● **AIM OF THE EXERCISE**:
Please list all lines of the material below in which the string "соответствии" occurs.

• • • • • • •

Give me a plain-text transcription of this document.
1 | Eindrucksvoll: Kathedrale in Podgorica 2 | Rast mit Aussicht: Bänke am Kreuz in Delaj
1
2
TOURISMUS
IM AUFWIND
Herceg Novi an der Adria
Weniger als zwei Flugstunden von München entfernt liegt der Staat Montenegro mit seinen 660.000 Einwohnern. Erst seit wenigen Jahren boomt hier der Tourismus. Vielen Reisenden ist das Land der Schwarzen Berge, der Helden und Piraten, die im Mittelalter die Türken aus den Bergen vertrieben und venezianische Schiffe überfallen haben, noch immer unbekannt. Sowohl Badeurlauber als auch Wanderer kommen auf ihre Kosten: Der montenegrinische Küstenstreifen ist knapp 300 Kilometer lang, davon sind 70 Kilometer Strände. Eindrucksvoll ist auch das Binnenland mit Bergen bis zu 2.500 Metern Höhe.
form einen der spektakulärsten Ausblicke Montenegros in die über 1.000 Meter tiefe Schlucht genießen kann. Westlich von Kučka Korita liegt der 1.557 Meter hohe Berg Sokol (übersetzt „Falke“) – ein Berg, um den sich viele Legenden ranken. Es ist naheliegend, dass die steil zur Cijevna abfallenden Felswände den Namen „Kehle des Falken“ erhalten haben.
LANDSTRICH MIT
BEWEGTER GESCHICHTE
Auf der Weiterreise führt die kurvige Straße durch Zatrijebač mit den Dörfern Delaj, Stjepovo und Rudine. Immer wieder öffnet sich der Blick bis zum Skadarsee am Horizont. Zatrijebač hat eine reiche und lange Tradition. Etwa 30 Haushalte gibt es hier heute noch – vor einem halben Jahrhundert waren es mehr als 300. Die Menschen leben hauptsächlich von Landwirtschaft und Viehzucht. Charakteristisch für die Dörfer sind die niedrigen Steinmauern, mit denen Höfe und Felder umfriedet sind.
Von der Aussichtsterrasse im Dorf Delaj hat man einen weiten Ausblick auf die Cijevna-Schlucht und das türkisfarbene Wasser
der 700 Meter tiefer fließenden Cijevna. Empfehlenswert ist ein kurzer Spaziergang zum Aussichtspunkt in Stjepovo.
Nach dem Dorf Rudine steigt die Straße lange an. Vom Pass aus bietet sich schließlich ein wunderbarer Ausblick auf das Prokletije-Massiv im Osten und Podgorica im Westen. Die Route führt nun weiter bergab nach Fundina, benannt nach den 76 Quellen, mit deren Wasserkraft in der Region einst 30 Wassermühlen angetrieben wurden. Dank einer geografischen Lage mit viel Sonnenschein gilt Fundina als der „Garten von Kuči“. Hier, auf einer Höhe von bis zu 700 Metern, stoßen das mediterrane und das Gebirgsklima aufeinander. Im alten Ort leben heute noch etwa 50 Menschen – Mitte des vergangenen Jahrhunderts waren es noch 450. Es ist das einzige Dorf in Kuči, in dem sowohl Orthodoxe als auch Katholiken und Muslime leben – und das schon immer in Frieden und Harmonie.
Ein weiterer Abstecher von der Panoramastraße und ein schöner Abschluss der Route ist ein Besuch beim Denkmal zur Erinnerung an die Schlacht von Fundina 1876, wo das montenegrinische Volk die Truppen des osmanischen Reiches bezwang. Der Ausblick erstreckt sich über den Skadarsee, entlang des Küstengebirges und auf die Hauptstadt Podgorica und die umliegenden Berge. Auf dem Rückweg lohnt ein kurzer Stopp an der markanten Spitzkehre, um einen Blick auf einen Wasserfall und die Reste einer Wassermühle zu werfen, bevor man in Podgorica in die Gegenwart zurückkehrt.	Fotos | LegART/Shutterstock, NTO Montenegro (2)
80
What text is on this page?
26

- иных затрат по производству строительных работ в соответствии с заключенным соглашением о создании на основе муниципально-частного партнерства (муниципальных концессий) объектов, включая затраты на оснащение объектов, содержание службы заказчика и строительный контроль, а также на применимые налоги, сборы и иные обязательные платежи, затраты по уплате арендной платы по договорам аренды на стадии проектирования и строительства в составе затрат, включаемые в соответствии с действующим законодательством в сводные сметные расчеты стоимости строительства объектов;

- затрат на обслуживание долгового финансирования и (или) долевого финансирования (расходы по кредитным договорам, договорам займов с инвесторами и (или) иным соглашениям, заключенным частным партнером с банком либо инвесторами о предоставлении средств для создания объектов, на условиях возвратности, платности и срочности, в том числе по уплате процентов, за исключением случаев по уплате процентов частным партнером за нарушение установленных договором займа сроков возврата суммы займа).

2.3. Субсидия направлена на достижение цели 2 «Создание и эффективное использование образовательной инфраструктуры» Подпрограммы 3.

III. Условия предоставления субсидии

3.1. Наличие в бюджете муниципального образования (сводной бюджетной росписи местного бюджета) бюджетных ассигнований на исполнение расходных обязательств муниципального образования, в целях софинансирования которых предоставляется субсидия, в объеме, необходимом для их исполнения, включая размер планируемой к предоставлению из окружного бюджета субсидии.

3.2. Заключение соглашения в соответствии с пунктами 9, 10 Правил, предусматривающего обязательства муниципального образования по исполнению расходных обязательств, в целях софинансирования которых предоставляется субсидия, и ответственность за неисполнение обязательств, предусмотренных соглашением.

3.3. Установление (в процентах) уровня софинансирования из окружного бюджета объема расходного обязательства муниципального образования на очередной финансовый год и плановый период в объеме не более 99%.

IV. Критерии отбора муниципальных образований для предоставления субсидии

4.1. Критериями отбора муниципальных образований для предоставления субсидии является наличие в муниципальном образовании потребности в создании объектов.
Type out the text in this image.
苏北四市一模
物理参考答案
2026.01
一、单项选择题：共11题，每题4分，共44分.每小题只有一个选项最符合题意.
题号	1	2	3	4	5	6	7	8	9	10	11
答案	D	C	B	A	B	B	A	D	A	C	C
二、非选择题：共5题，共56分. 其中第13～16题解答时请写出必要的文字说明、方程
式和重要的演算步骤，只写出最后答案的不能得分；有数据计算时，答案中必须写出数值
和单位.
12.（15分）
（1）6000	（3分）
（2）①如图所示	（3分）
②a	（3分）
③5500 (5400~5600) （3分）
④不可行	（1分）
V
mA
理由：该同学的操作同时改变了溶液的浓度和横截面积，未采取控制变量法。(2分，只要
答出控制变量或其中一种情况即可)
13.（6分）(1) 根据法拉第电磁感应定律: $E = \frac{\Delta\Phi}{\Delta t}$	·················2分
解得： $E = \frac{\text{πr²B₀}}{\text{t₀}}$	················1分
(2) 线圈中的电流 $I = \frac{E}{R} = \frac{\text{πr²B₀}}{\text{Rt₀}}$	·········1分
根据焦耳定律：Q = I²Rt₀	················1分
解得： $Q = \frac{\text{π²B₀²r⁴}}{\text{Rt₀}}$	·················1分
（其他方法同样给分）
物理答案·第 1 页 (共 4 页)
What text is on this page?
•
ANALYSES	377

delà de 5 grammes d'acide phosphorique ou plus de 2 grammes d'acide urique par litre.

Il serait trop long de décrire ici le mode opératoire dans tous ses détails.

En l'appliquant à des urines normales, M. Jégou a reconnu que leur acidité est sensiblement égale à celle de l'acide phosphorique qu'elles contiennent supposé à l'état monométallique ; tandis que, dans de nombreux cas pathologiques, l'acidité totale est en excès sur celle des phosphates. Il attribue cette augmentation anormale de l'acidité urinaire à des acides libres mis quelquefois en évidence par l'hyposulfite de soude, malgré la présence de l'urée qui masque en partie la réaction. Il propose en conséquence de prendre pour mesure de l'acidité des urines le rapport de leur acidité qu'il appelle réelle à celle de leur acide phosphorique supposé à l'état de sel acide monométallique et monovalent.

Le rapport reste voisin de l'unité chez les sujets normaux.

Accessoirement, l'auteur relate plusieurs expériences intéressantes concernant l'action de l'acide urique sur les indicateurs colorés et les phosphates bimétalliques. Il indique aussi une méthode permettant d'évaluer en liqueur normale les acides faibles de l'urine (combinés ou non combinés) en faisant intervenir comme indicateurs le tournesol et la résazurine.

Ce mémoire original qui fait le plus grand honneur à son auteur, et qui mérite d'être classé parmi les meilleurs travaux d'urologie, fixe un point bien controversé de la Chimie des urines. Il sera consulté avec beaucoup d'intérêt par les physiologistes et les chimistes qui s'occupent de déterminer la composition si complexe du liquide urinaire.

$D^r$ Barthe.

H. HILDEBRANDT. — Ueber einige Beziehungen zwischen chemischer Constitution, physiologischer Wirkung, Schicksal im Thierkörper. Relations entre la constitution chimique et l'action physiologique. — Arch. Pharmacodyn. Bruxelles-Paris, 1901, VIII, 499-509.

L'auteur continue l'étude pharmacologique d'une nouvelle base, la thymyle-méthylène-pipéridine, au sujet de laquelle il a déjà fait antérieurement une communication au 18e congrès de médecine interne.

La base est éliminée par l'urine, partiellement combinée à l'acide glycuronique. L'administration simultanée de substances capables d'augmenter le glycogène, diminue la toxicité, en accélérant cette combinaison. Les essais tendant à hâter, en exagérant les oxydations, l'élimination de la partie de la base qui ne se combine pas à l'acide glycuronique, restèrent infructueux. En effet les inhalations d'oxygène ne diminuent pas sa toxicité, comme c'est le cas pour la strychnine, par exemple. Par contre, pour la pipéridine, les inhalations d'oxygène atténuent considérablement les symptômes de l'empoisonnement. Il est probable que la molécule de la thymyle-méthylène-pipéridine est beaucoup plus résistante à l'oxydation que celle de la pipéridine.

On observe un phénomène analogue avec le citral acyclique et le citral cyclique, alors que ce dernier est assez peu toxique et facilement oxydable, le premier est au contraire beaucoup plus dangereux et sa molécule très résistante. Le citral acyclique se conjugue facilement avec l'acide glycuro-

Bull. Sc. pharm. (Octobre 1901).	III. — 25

• • • • • • •

● **WRITTEN ANSWER**:
- иных затрат по производству строительных работ в соответствии с заключенным соглашением о создании на основе муниципально-частного партнерства (муниципальных концессий) объектов, включая затраты на оснащение объектов, содержание службы заказчика и строительный контроль, а также на применимые налоги, сборы и иные обязательные платежи, затраты по уплате арендной платы по договорам аренды на стадии проектирования и строительства в составе затрат, включаемые в соответствии с действующим законодательством в сводные сметные расчеты стоимости строительства объектов;
3.2. Заключение соглашения в соответствии с пунктами 9, 10 Правил, предусматривающего обязательства муниципального образования по исполнению расходных обязательств, в целях софинансирования которых предоставляется субсидия, и ответственность за неисполнение обязательств, предусмотренных соглашением.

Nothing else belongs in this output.